To be done: Write out each entry, exactly the way it appears.

(Records about charts and figures)

— begin —

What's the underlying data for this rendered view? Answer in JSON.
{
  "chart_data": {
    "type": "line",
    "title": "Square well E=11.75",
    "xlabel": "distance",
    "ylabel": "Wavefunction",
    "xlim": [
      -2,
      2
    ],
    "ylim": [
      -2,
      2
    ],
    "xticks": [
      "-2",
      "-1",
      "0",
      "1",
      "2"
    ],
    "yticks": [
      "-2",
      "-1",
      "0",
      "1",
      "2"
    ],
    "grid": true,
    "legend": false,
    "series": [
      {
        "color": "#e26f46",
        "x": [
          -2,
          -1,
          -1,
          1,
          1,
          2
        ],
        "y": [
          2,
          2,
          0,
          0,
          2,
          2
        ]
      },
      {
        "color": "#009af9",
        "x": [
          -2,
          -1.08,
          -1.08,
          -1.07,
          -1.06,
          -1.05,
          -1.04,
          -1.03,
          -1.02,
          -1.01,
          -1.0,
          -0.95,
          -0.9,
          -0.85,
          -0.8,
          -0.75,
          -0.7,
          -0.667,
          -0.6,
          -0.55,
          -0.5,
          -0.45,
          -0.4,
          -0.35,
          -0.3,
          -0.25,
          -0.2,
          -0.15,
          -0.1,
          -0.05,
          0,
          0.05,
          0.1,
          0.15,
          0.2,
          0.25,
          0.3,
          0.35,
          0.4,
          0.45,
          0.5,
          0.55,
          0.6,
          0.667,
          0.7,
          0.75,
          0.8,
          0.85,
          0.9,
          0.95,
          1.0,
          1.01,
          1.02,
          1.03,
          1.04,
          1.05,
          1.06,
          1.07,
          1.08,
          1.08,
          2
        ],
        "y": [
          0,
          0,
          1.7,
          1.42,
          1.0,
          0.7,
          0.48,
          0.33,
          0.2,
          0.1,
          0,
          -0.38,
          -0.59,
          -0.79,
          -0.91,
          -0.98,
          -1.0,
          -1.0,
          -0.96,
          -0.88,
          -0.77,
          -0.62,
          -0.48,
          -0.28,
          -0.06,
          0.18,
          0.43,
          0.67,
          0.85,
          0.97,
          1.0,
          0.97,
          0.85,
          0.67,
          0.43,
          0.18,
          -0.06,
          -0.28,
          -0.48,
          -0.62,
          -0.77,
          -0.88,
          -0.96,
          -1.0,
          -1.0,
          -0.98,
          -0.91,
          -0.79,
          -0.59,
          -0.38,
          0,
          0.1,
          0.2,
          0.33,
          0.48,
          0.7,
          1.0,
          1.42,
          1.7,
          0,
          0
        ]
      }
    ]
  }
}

— end —

Response below:
What's the underlying data for this rendered view? Answer in JSON.
{
  "chart_data": {
    "type": "line",
    "title": "Square well E=11.75",
    "xlabel": "distance",
    "ylabel": "Wavefunction",
    "xlim": [
      -2,
      2
    ],
    "ylim": [
      -2,
      2
    ],
    "xticks": [
      "-2",
      "-1",
      "0",
      "1",
      "2"
    ],
    "yticks": [
      "-2",
      "-1",
      "0",
      "1",
      "2"
    ],
    "grid": true,
    "legend": false,
    "series": [
      {
        "color": "#e26f46",
        "x": [
          -2,
          -1,
          -1,
          1,
          1,
          2
        ],
        "y": [
          2,
          2,
          0,
          0,
          2,
          2
        ]
      },
      {
        "color": "#009af9",
        "x": [
          -2,
          -1.08,
          -1.08,
          -1.07,
          -1.06,
          -1.05,
          -1.04,
          -1.03,
          -1.02,
          -1.01,
          -1.0,
          -0.95,
          -0.9,
          -0.85,
          -0.8,
          -0.75,
          -0.7,
          -0.667,
          -0.6,
          -0.55,
          -0.5,
          -0.45,
          -0.4,
          -0.35,
          -0.3,
          -0.25,
          -0.2,
          -0.15,
          -0.1,
          -0.05,
          0,
          0.05,
          0.1,
          0.15,
          0.2,
          0.25,
          0.3,
          0.35,
          0.4,
          0.45,
          0.5,
          0.55,
          0.6,
          0.667,
          0.7,
          0.75,
          0.8,
          0.85,
          0.9,
          0.95,
          1.0,
          1.01,
          1.02,
          1.03,
          1.04,
          1.05,
          1.06,
          1.07,
          1.08,
          1.08,
          2
        ],
        "y": [
          0,
          0,
          1.7,
          1.42,
          1.0,
          0.7,
          0.48,
          0.33,
          0.2,
          0.1,
          0,
          -0.38,
          -0.59,
          -0.79,
          -0.91,
          -0.98,
          -1.0,
          -1.0,
          -0.96,
          -0.88,
          -0.77,
          -0.62,
          -0.48,
          -0.28,
          -0.06,
          0.18,
          0.43,
          0.67,
          0.85,
          0.97,
          1.0,
          0.97,
          0.85,
          0.67,
          0.43,
          0.18,
          -0.06,
          -0.28,
          -0.48,
          -0.62,
          -0.77,
          -0.88,
          -0.96,
          -1.0,
          -1.0,
          -0.98,
          -0.91,
          -0.79,
          -0.59,
          -0.38,
          0,
          0.1,
          0.2,
          0.33,
          0.48,
          0.7,
          1.0,
          1.42,
          1.7,
          0,
          0
        ]
      }
    ]
  }
}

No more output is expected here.